▸ **GIVEN PROBLEM**
Will you output all of the data below exactly, omitting the images?
-- Start of LISTED RECORDS --
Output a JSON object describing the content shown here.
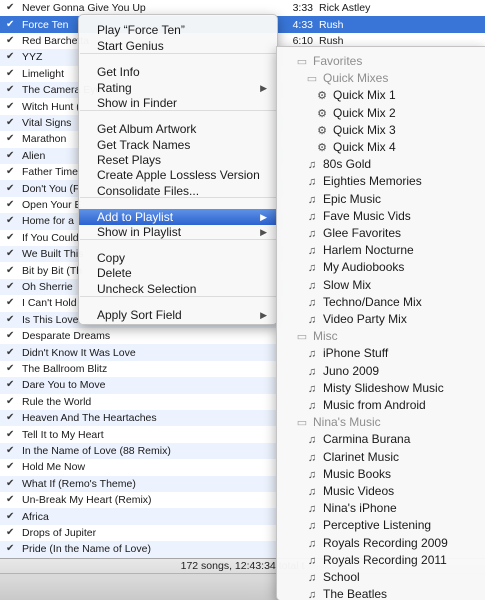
{
  "colors": {
    "selection": "#3875d7",
    "row_stripe": "#edf3fe",
    "menu_highlight": "#2c62d0"
  },
  "icons": {
    "check": "checkmark-icon",
    "submenu": "triangle-right-icon",
    "folder": "folder-icon",
    "smart_playlist": "smart-playlist-icon",
    "playlist": "playlist-icon"
  },
  "tracks": [
    {
      "name": "Never Gonna Give You Up",
      "time": "3:33",
      "artist": "Rick Astley"
    },
    {
      "name": "Force Ten",
      "time": "4:33",
      "artist": "Rush"
    },
    {
      "name": "Red Barchetta",
      "time": "6:10",
      "artist": "Rush"
    },
    {
      "name": "YYZ",
      "time": "",
      "artist": ""
    },
    {
      "name": "Limelight",
      "time": "",
      "artist": ""
    },
    {
      "name": "The Camera Eye",
      "time": "",
      "artist": ""
    },
    {
      "name": "Witch Hunt (",
      "time": "",
      "artist": ""
    },
    {
      "name": "Vital Signs",
      "time": "",
      "artist": ""
    },
    {
      "name": "Marathon",
      "time": "",
      "artist": ""
    },
    {
      "name": "Alien",
      "time": "",
      "artist": ""
    },
    {
      "name": "Father Time",
      "time": "",
      "artist": ""
    },
    {
      "name": "Don't You (F",
      "time": "",
      "artist": ""
    },
    {
      "name": "Open Your E",
      "time": "",
      "artist": ""
    },
    {
      "name": "Home for a",
      "time": "",
      "artist": ""
    },
    {
      "name": "If You Could",
      "time": "",
      "artist": ""
    },
    {
      "name": "We Built This",
      "time": "",
      "artist": ""
    },
    {
      "name": "Bit by Bit (Th",
      "time": "",
      "artist": ""
    },
    {
      "name": "Oh Sherrie",
      "time": "",
      "artist": ""
    },
    {
      "name": "I Can't Hold",
      "time": "",
      "artist": ""
    },
    {
      "name": "Is This Love",
      "time": "",
      "artist": ""
    },
    {
      "name": "Desparate Dreams",
      "time": "",
      "artist": ""
    },
    {
      "name": "Didn't Know It Was Love",
      "time": "",
      "artist": ""
    },
    {
      "name": "The Ballroom Blitz",
      "time": "",
      "artist": ""
    },
    {
      "name": "Dare You to Move",
      "time": "",
      "artist": ""
    },
    {
      "name": "Rule the World",
      "time": "",
      "artist": ""
    },
    {
      "name": "Heaven And The Heartaches",
      "time": "",
      "artist": ""
    },
    {
      "name": "Tell It to My Heart",
      "time": "",
      "artist": ""
    },
    {
      "name": "In the Name of Love (88 Remix)",
      "time": "",
      "artist": ""
    },
    {
      "name": "Hold Me Now",
      "time": "",
      "artist": ""
    },
    {
      "name": "What If (Remo's Theme)",
      "time": "",
      "artist": ""
    },
    {
      "name": "Un-Break My Heart (Remix)",
      "time": "",
      "artist": ""
    },
    {
      "name": "Africa",
      "time": "",
      "artist": ""
    },
    {
      "name": "Drops of Jupiter",
      "time": "",
      "artist": ""
    },
    {
      "name": "Pride (In the Name of Love)",
      "time": "",
      "artist": ""
    }
  ],
  "status": {
    "text": "172 songs, 12:43:34 total t"
  },
  "context_menu": {
    "groups": [
      [
        {
          "label": "Play “Force Ten”"
        },
        {
          "label": "Start Genius"
        }
      ],
      [
        {
          "label": "Get Info"
        },
        {
          "label": "Rating",
          "submenu": true
        },
        {
          "label": "Show in Finder"
        }
      ],
      [
        {
          "label": "Get Album Artwork"
        },
        {
          "label": "Get Track Names"
        },
        {
          "label": "Reset Plays"
        },
        {
          "label": "Create Apple Lossless Version"
        },
        {
          "label": "Consolidate Files..."
        }
      ],
      [
        {
          "label": "Add to Playlist",
          "submenu": true,
          "highlighted": true
        },
        {
          "label": "Show in Playlist",
          "submenu": true
        }
      ],
      [
        {
          "label": "Copy"
        },
        {
          "label": "Delete"
        },
        {
          "label": "Uncheck Selection"
        }
      ],
      [
        {
          "label": "Apply Sort Field",
          "submenu": true
        }
      ]
    ]
  },
  "playlist_menu": {
    "items": [
      {
        "label": "Favorites",
        "kind": "folder",
        "level": 0
      },
      {
        "label": "Quick Mixes",
        "kind": "folder",
        "level": 1
      },
      {
        "label": "Quick Mix 1",
        "kind": "smart",
        "level": 2
      },
      {
        "label": "Quick Mix 2",
        "kind": "smart",
        "level": 2
      },
      {
        "label": "Quick Mix 3",
        "kind": "smart",
        "level": 2
      },
      {
        "label": "Quick Mix 4",
        "kind": "smart",
        "level": 2
      },
      {
        "label": "80s Gold",
        "kind": "playlist",
        "level": 1
      },
      {
        "label": "Eighties Memories",
        "kind": "playlist",
        "level": 1
      },
      {
        "label": "Epic Music",
        "kind": "playlist",
        "level": 1
      },
      {
        "label": "Fave Music Vids",
        "kind": "playlist",
        "level": 1
      },
      {
        "label": "Glee Favorites",
        "kind": "playlist",
        "level": 1
      },
      {
        "label": "Harlem Nocturne",
        "kind": "playlist",
        "level": 1
      },
      {
        "label": "My Audiobooks",
        "kind": "playlist",
        "level": 1
      },
      {
        "label": "Slow Mix",
        "kind": "playlist",
        "level": 1
      },
      {
        "label": "Techno/Dance Mix",
        "kind": "playlist",
        "level": 1
      },
      {
        "label": "Video Party Mix",
        "kind": "playlist",
        "level": 1
      },
      {
        "label": "Misc",
        "kind": "folder",
        "level": 0
      },
      {
        "label": "iPhone Stuff",
        "kind": "playlist",
        "level": 1
      },
      {
        "label": "Juno 2009",
        "kind": "playlist",
        "level": 1
      },
      {
        "label": "Misty Slideshow Music",
        "kind": "playlist",
        "level": 1
      },
      {
        "label": "Music from Android",
        "kind": "playlist",
        "level": 1
      },
      {
        "label": "Nina's Music",
        "kind": "folder",
        "level": 0
      },
      {
        "label": "Carmina Burana",
        "kind": "playlist",
        "level": 1
      },
      {
        "label": "Clarinet Music",
        "kind": "playlist",
        "level": 1
      },
      {
        "label": "Music Books",
        "kind": "playlist",
        "level": 1
      },
      {
        "label": "Music Videos",
        "kind": "playlist",
        "level": 1
      },
      {
        "label": "Nina's iPhone",
        "kind": "playlist",
        "level": 1
      },
      {
        "label": "Perceptive Listening",
        "kind": "playlist",
        "level": 1
      },
      {
        "label": "Royals Recording 2009",
        "kind": "playlist",
        "level": 1
      },
      {
        "label": "Royals Recording 2011",
        "kind": "playlist",
        "level": 1
      },
      {
        "label": "School",
        "kind": "playlist",
        "level": 1
      },
      {
        "label": "The Beatles",
        "kind": "playlist",
        "level": 1
      }
    ]
  }
}
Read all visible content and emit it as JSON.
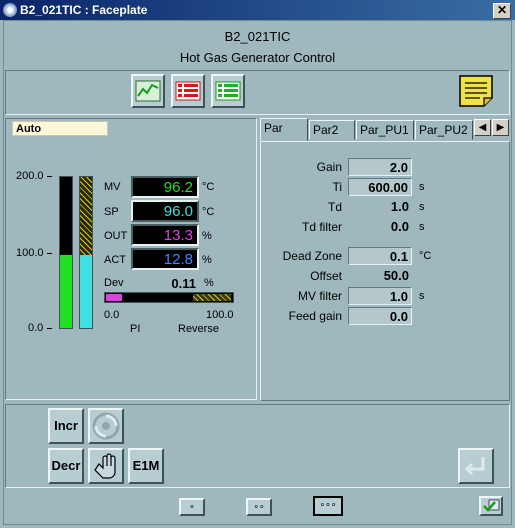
-- End of LISTED RECORDS --
▸ **RESPONSE TO THIS TASK**
Output a JSON object describing the content shown here.
{
  "colors": {
    "selection": "#3875d7",
    "row_stripe": "#edf3fe",
    "menu_highlight": "#2c62d0"
  },
  "icons": {
    "check": "checkmark-icon",
    "submenu": "triangle-right-icon",
    "folder": "folder-icon",
    "smart_playlist": "smart-playlist-icon",
    "playlist": "playlist-icon"
  },
  "tracks": [
    {
      "name": "Never Gonna Give You Up",
      "time": "3:33",
      "artist": "Rick Astley"
    },
    {
      "name": "Force Ten",
      "time": "4:33",
      "artist": "Rush"
    },
    {
      "name": "Red Barchetta",
      "time": "6:10",
      "artist": "Rush"
    },
    {
      "name": "YYZ",
      "time": "",
      "artist": ""
    },
    {
      "name": "Limelight",
      "time": "",
      "artist": ""
    },
    {
      "name": "The Camera Eye",
      "time": "",
      "artist": ""
    },
    {
      "name": "Witch Hunt (",
      "time": "",
      "artist": ""
    },
    {
      "name": "Vital Signs",
      "time": "",
      "artist": ""
    },
    {
      "name": "Marathon",
      "time": "",
      "artist": ""
    },
    {
      "name": "Alien",
      "time": "",
      "artist": ""
    },
    {
      "name": "Father Time",
      "time": "",
      "artist": ""
    },
    {
      "name": "Don't You (F",
      "time": "",
      "artist": ""
    },
    {
      "name": "Open Your E",
      "time": "",
      "artist": ""
    },
    {
      "name": "Home for a",
      "time": "",
      "artist": ""
    },
    {
      "name": "If You Could",
      "time": "",
      "artist": ""
    },
    {
      "name": "We Built This",
      "time": "",
      "artist": ""
    },
    {
      "name": "Bit by Bit (Th",
      "time": "",
      "artist": ""
    },
    {
      "name": "Oh Sherrie",
      "time": "",
      "artist": ""
    },
    {
      "name": "I Can't Hold",
      "time": "",
      "artist": ""
    },
    {
      "name": "Is This Love",
      "time": "",
      "artist": ""
    },
    {
      "name": "Desparate Dreams",
      "time": "",
      "artist": ""
    },
    {
      "name": "Didn't Know It Was Love",
      "time": "",
      "artist": ""
    },
    {
      "name": "The Ballroom Blitz",
      "time": "",
      "artist": ""
    },
    {
      "name": "Dare You to Move",
      "time": "",
      "artist": ""
    },
    {
      "name": "Rule the World",
      "time": "",
      "artist": ""
    },
    {
      "name": "Heaven And The Heartaches",
      "time": "",
      "artist": ""
    },
    {
      "name": "Tell It to My Heart",
      "time": "",
      "artist": ""
    },
    {
      "name": "In the Name of Love (88 Remix)",
      "time": "",
      "artist": ""
    },
    {
      "name": "Hold Me Now",
      "time": "",
      "artist": ""
    },
    {
      "name": "What If (Remo's Theme)",
      "time": "",
      "artist": ""
    },
    {
      "name": "Un-Break My Heart (Remix)",
      "time": "",
      "artist": ""
    },
    {
      "name": "Africa",
      "time": "",
      "artist": ""
    },
    {
      "name": "Drops of Jupiter",
      "time": "",
      "artist": ""
    },
    {
      "name": "Pride (In the Name of Love)",
      "time": "",
      "artist": ""
    }
  ],
  "status": {
    "text": "172 songs, 12:43:34 total t"
  },
  "context_menu": {
    "groups": [
      [
        {
          "label": "Play “Force Ten”"
        },
        {
          "label": "Start Genius"
        }
      ],
      [
        {
          "label": "Get Info"
        },
        {
          "label": "Rating",
          "submenu": true
        },
        {
          "label": "Show in Finder"
        }
      ],
      [
        {
          "label": "Get Album Artwork"
        },
        {
          "label": "Get Track Names"
        },
        {
          "label": "Reset Plays"
        },
        {
          "label": "Create Apple Lossless Version"
        },
        {
          "label": "Consolidate Files..."
        }
      ],
      [
        {
          "label": "Add to Playlist",
          "submenu": true,
          "highlighted": true
        },
        {
          "label": "Show in Playlist",
          "submenu": true
        }
      ],
      [
        {
          "label": "Copy"
        },
        {
          "label": "Delete"
        },
        {
          "label": "Uncheck Selection"
        }
      ],
      [
        {
          "label": "Apply Sort Field",
          "submenu": true
        }
      ]
    ]
  },
  "playlist_menu": {
    "items": [
      {
        "label": "Favorites",
        "kind": "folder",
        "level": 0
      },
      {
        "label": "Quick Mixes",
        "kind": "folder",
        "level": 1
      },
      {
        "label": "Quick Mix 1",
        "kind": "smart",
        "level": 2
      },
      {
        "label": "Quick Mix 2",
        "kind": "smart",
        "level": 2
      },
      {
        "label": "Quick Mix 3",
        "kind": "smart",
        "level": 2
      },
      {
        "label": "Quick Mix 4",
        "kind": "smart",
        "level": 2
      },
      {
        "label": "80s Gold",
        "kind": "playlist",
        "level": 1
      },
      {
        "label": "Eighties Memories",
        "kind": "playlist",
        "level": 1
      },
      {
        "label": "Epic Music",
        "kind": "playlist",
        "level": 1
      },
      {
        "label": "Fave Music Vids",
        "kind": "playlist",
        "level": 1
      },
      {
        "label": "Glee Favorites",
        "kind": "playlist",
        "level": 1
      },
      {
        "label": "Harlem Nocturne",
        "kind": "playlist",
        "level": 1
      },
      {
        "label": "My Audiobooks",
        "kind": "playlist",
        "level": 1
      },
      {
        "label": "Slow Mix",
        "kind": "playlist",
        "level": 1
      },
      {
        "label": "Techno/Dance Mix",
        "kind": "playlist",
        "level": 1
      },
      {
        "label": "Video Party Mix",
        "kind": "playlist",
        "level": 1
      },
      {
        "label": "Misc",
        "kind": "folder",
        "level": 0
      },
      {
        "label": "iPhone Stuff",
        "kind": "playlist",
        "level": 1
      },
      {
        "label": "Juno 2009",
        "kind": "playlist",
        "level": 1
      },
      {
        "label": "Misty Slideshow Music",
        "kind": "playlist",
        "level": 1
      },
      {
        "label": "Music from Android",
        "kind": "playlist",
        "level": 1
      },
      {
        "label": "Nina's Music",
        "kind": "folder",
        "level": 0
      },
      {
        "label": "Carmina Burana",
        "kind": "playlist",
        "level": 1
      },
      {
        "label": "Clarinet Music",
        "kind": "playlist",
        "level": 1
      },
      {
        "label": "Music Books",
        "kind": "playlist",
        "level": 1
      },
      {
        "label": "Music Videos",
        "kind": "playlist",
        "level": 1
      },
      {
        "label": "Nina's iPhone",
        "kind": "playlist",
        "level": 1
      },
      {
        "label": "Perceptive Listening",
        "kind": "playlist",
        "level": 1
      },
      {
        "label": "Royals Recording 2009",
        "kind": "playlist",
        "level": 1
      },
      {
        "label": "Royals Recording 2011",
        "kind": "playlist",
        "level": 1
      },
      {
        "label": "School",
        "kind": "playlist",
        "level": 1
      },
      {
        "label": "The Beatles",
        "kind": "playlist",
        "level": 1
      }
    ]
  }
}
Read all visible content and emit it as JSON.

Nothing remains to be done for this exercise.